• **Given instruction**: Show every line below that contains the word "base", copying each one in full.

[Start Material to process]

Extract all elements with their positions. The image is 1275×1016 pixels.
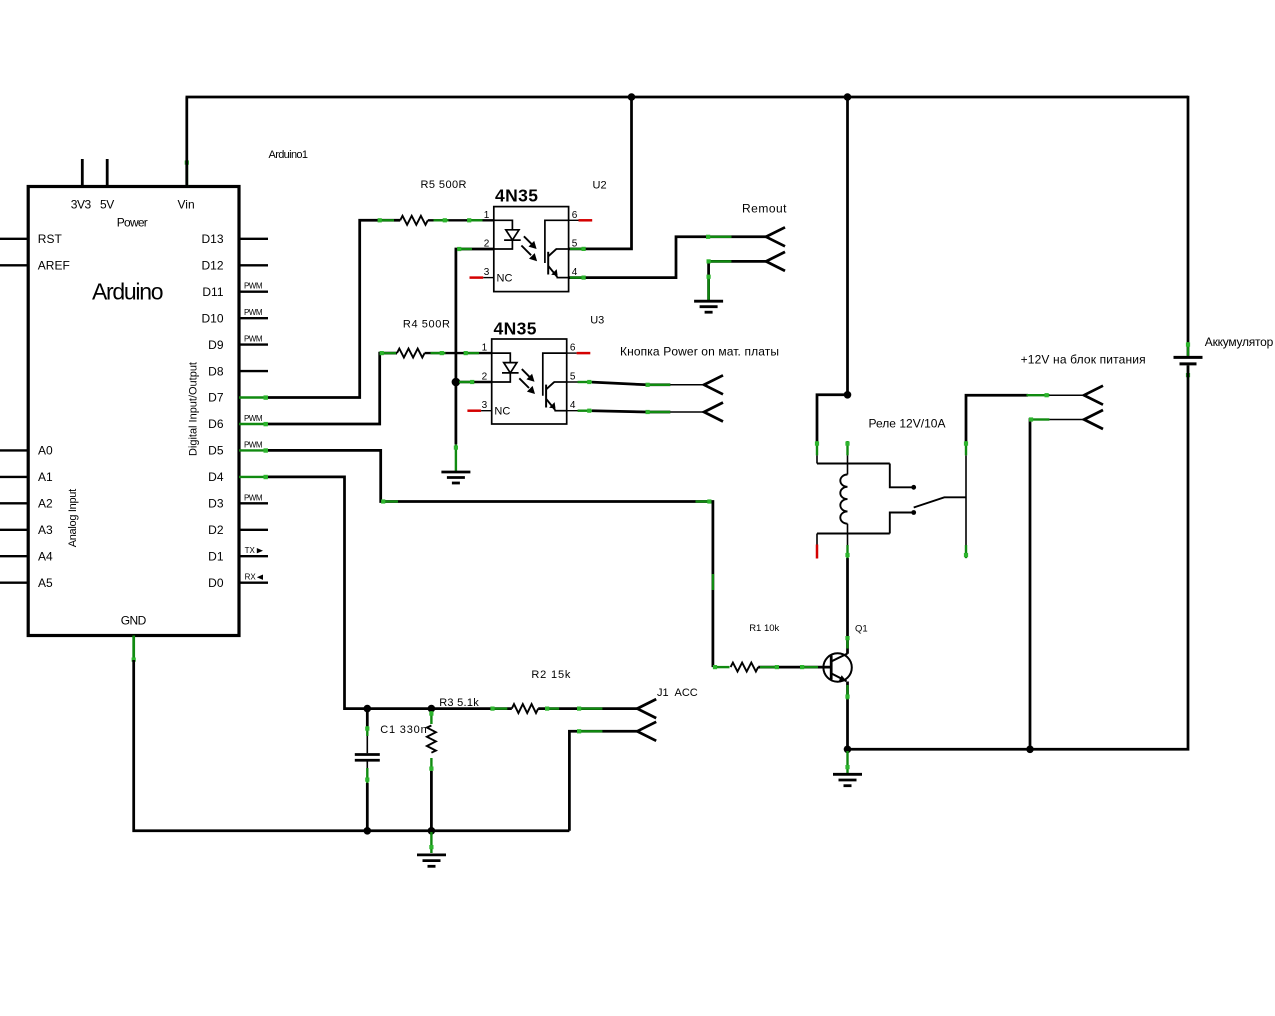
svg-text:D5: D5 <box>208 444 224 458</box>
wire node to relay coil pin1 <box>817 395 848 442</box>
svg-text:D3: D3 <box>208 497 224 511</box>
svg-text:AREF: AREF <box>38 258 70 272</box>
C1 plates <box>355 753 380 756</box>
svg-text:D0: D0 <box>208 576 224 590</box>
svg-text:Кнопка Power on мат. платы: Кнопка Power on мат. платы <box>620 344 779 358</box>
relay K1 Реле 12V/10A <box>815 391 968 559</box>
ground symbol (optocoupler LEDs) <box>441 472 470 483</box>
connector J1 pin2 (female fork) <box>637 722 656 741</box>
wire junction to ground <box>846 751 848 773</box>
connector Knopka pin2 (female fork) <box>704 403 723 422</box>
wire Vin to top rail <box>185 97 188 187</box>
svg-text:NC: NC <box>494 406 510 418</box>
connector +12V pin1 (female fork) <box>1084 386 1103 405</box>
svg-text:D4: D4 <box>208 470 224 484</box>
wire D5 to R1 riser <box>268 450 713 667</box>
resistor R2 15k <box>437 669 637 713</box>
svg-text:1: 1 <box>482 343 488 354</box>
relay coil pin (bottom) green mark <box>846 545 848 559</box>
junction top rail / relay drop <box>844 93 852 101</box>
junction U3 pin2 node <box>452 378 461 387</box>
relay coil wire with green pin mark <box>846 441 848 455</box>
svg-text:PWM: PWM <box>244 414 263 423</box>
pins A0-A5 stubs <box>0 449 28 451</box>
svg-text:NC: NC <box>497 272 513 284</box>
svg-text:3: 3 <box>482 400 488 411</box>
battery green pin marks <box>1187 342 1189 356</box>
wire Remout pin2 to ground <box>709 261 766 300</box>
relay common pin lead <box>965 456 967 559</box>
wire Arduino GND to bottom rail <box>134 660 570 831</box>
wire U2 pin4 to Remout pin1 <box>569 237 766 278</box>
svg-text:D8: D8 <box>208 364 224 378</box>
svg-text:+12V на блок питания: +12V на блок питания <box>1021 352 1146 366</box>
svg-text:PWM: PWM <box>244 493 263 502</box>
U3 internal LED <box>492 353 511 363</box>
relay coil pin2 unconnected (red) <box>816 534 818 545</box>
C1 bottom lead <box>366 761 368 770</box>
svg-text:D1: D1 <box>208 549 224 563</box>
optocoupler U3 4N35 <box>467 315 604 425</box>
svg-text:A3: A3 <box>38 523 53 537</box>
wire drop to relay coil <box>846 97 849 395</box>
svg-text:2: 2 <box>482 372 488 383</box>
svg-text:A1: A1 <box>38 470 53 484</box>
resistor R4 500R <box>397 349 425 358</box>
R3 bottom lead <box>430 758 432 771</box>
Arduino board Arduino1 <box>0 149 308 662</box>
wire junction to U3 pin2 <box>456 381 492 383</box>
U2 light arrows <box>524 236 533 245</box>
connector Remout pin1 (female fork) <box>766 227 785 246</box>
relay fixed contact NC <box>890 513 912 534</box>
U2 body <box>494 207 569 292</box>
svg-text:3V3: 3V3 <box>71 198 92 212</box>
svg-text:PWM: PWM <box>244 440 263 449</box>
U3 light arrows <box>522 369 531 378</box>
relay fixed contact NO <box>890 464 912 488</box>
U2 internal LED <box>494 220 513 230</box>
wire R3 node to R2 <box>437 707 512 710</box>
svg-text:Реле 12V/10A: Реле 12V/10A <box>869 416 946 430</box>
ground symbol (Q1 emitter) <box>833 774 862 785</box>
R2 zigzag <box>512 704 538 713</box>
svg-text:U2: U2 <box>593 179 607 191</box>
U3 pin5 stub <box>567 381 593 383</box>
svg-text:Analog Input: Analog Input <box>67 489 79 548</box>
svg-text:PWM: PWM <box>244 308 263 317</box>
pin AREF stub <box>0 264 28 266</box>
connector Remout pin2 (female fork) <box>766 252 785 271</box>
svg-text:4N35: 4N35 <box>495 186 538 206</box>
relay switch lever <box>914 497 966 507</box>
svg-text:A0: A0 <box>38 444 53 458</box>
junction C1 bottom / rail <box>364 827 372 835</box>
svg-text:Arduino1: Arduino1 <box>269 149 309 161</box>
svg-text:U3: U3 <box>590 315 604 327</box>
wire U2 pin2 down to U3 pin2 and ground <box>456 249 494 444</box>
svg-text:2: 2 <box>484 238 490 249</box>
connector J1 pin1 (female fork) <box>637 699 656 718</box>
svg-text:Q1: Q1 <box>855 624 868 635</box>
wire D6 to R4 <box>268 353 397 424</box>
svg-text:Arduino: Arduino <box>92 279 164 305</box>
pin D4 stub (green) <box>239 476 268 478</box>
arduino body outline <box>28 187 239 636</box>
svg-text:PWM: PWM <box>244 335 263 344</box>
svg-text:Digital Input/Output: Digital Input/Output <box>188 362 200 456</box>
svg-text:4N35: 4N35 <box>494 319 537 339</box>
svg-text:Vin: Vin <box>178 198 195 212</box>
wire R5 to U2 pin1 <box>428 219 494 221</box>
svg-text:Remout: Remout <box>742 202 787 216</box>
pin D6 stub (green) <box>239 423 268 425</box>
resistor R5 500R <box>400 216 428 225</box>
pins D13-D0 stubs <box>239 238 268 240</box>
U2 pin6 stub unconnected (red) <box>569 219 579 221</box>
svg-text:PWM: PWM <box>244 282 263 291</box>
R3 zigzag <box>427 726 436 753</box>
wire U3 pin4 to Knopka pin2 <box>592 411 670 412</box>
junction Q1 emitter / bottom rail <box>844 746 852 754</box>
svg-text:D13: D13 <box>201 232 223 246</box>
pin RST stub <box>0 238 28 240</box>
wire battery to bottom rail <box>848 365 1189 749</box>
resistor R1 10k <box>714 666 730 668</box>
svg-text:J1: J1 <box>657 687 669 699</box>
svg-text:D10: D10 <box>201 311 223 325</box>
svg-text:D6: D6 <box>208 417 224 431</box>
svg-text:Аккумулятор: Аккумулятор <box>1205 335 1274 349</box>
svg-text:5: 5 <box>572 238 578 249</box>
svg-text:D12: D12 <box>201 259 223 273</box>
svg-text:D7: D7 <box>208 391 224 405</box>
svg-text:1: 1 <box>484 210 490 221</box>
U3 pin4 stub <box>567 410 593 412</box>
svg-text:Power: Power <box>117 216 148 230</box>
wire Q1 emitter to ground rail <box>846 682 849 751</box>
junction C1 top node <box>364 705 372 713</box>
relay coil pin1 lead <box>816 455 818 463</box>
wire R2 to J1 pin1 <box>538 707 637 710</box>
wire R4 to U3 pin1 <box>425 352 492 354</box>
svg-text:R5 500R: R5 500R <box>421 179 467 191</box>
pin 5V stub <box>106 159 109 187</box>
svg-text:D2: D2 <box>208 523 224 537</box>
svg-text:5V: 5V <box>100 198 114 212</box>
wire D7 to R5 <box>268 220 400 397</box>
svg-text:A2: A2 <box>38 497 53 511</box>
pin 3V3 stub <box>81 159 84 187</box>
relay coil <box>840 475 847 524</box>
junction relay coil top node <box>844 391 852 399</box>
svg-text:6: 6 <box>570 343 576 354</box>
svg-text:D11: D11 <box>202 285 223 299</box>
wire rail to ground (below R3) <box>430 832 432 853</box>
Q1 collector diagonal <box>831 654 848 662</box>
capacitor C1 330n <box>355 709 427 831</box>
junction top rail / U2 pin5 drop <box>628 93 636 101</box>
transistor Q1 <box>823 558 867 750</box>
svg-text:A5: A5 <box>38 576 53 590</box>
svg-text:TX: TX <box>245 546 256 555</box>
pin D7 stub (green) <box>239 396 268 398</box>
U2 pin3 stub unconnected (red) <box>483 277 494 279</box>
wire green to ground (LED cathodes) <box>455 444 457 471</box>
pin D5 stub (green) <box>239 449 268 451</box>
svg-text:3: 3 <box>484 267 490 278</box>
U3 body <box>492 339 567 424</box>
junction bottom rail / +12V pin2 riser <box>1026 746 1034 754</box>
svg-text:R4 500R: R4 500R <box>403 318 450 330</box>
U3 internal phototransistor <box>543 353 567 396</box>
svg-text:GND: GND <box>121 614 147 628</box>
wire battery drop <box>1187 96 1190 356</box>
battery plate positive <box>1174 356 1203 359</box>
relay frame bottom bar <box>817 533 890 535</box>
U3 pin3 stub unconnected (red) <box>481 410 492 412</box>
wire U3 pin5 to Knopka pin1 <box>592 382 670 385</box>
wire relay common to +12V pin1 <box>966 395 1028 442</box>
svg-text:R2 15k: R2 15k <box>531 669 571 681</box>
junction R3 bottom / rail <box>428 827 436 835</box>
svg-text:5: 5 <box>570 372 576 383</box>
Q1 body circle <box>823 653 851 681</box>
relay frame top bar <box>817 463 890 465</box>
wire drop to U2 pin5 <box>569 97 632 249</box>
U3 pin6 stub unconnected (red) <box>567 352 577 354</box>
svg-text:RX: RX <box>245 573 257 582</box>
C1 top lead <box>366 709 369 728</box>
connector Knopka pin1 (female fork) <box>704 375 723 394</box>
resistor R3 5.1k <box>427 697 479 831</box>
svg-text:D9: D9 <box>208 338 224 352</box>
wire +12V pin2 to bottom rail <box>1030 420 1031 750</box>
U2 internal phototransistor <box>545 220 569 263</box>
battery plate negative <box>1180 362 1197 365</box>
pin GND stub (green) <box>132 636 135 663</box>
svg-text:A4: A4 <box>38 549 53 563</box>
svg-text:R3 5.1k: R3 5.1k <box>439 697 479 709</box>
wire J1 pin2 to bottom rail <box>569 731 637 831</box>
pin Vin stub (connected, green) <box>185 160 188 187</box>
svg-text:4: 4 <box>572 267 578 278</box>
Q1 emitter diagonal with arrow <box>831 673 847 681</box>
R3 top lead <box>430 711 432 724</box>
wire top rail Vin to battery <box>186 96 1189 99</box>
wire relay coil to Q1 collector <box>846 558 849 654</box>
Q1 base bar <box>830 656 833 680</box>
wire R1 to Q1 base <box>758 666 831 669</box>
svg-text:6: 6 <box>572 210 578 221</box>
optocoupler U2 4N35 <box>470 179 607 291</box>
svg-text:4: 4 <box>570 400 576 411</box>
svg-text:RST: RST <box>38 232 63 246</box>
ground symbol (Remout) <box>694 301 723 312</box>
battery Аккумулятор <box>1174 335 1274 378</box>
ground symbol (bottom rail) <box>417 855 446 866</box>
svg-text:R1 10k: R1 10k <box>749 623 779 634</box>
junction R3 top node <box>428 705 436 713</box>
wire D4 down to C1 node <box>268 477 367 709</box>
wire C1 node to R3 node <box>367 707 437 710</box>
svg-text:ACC: ACC <box>675 687 698 699</box>
svg-text:C1 330n: C1 330n <box>380 724 427 736</box>
connector +12V pin2 (female fork) <box>1084 410 1103 429</box>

[End Material to process]

• **The result**:
Q1 base bar <box>830 656 833 680</box>
wire R1 to Q1 base <box>758 666 831 669</box>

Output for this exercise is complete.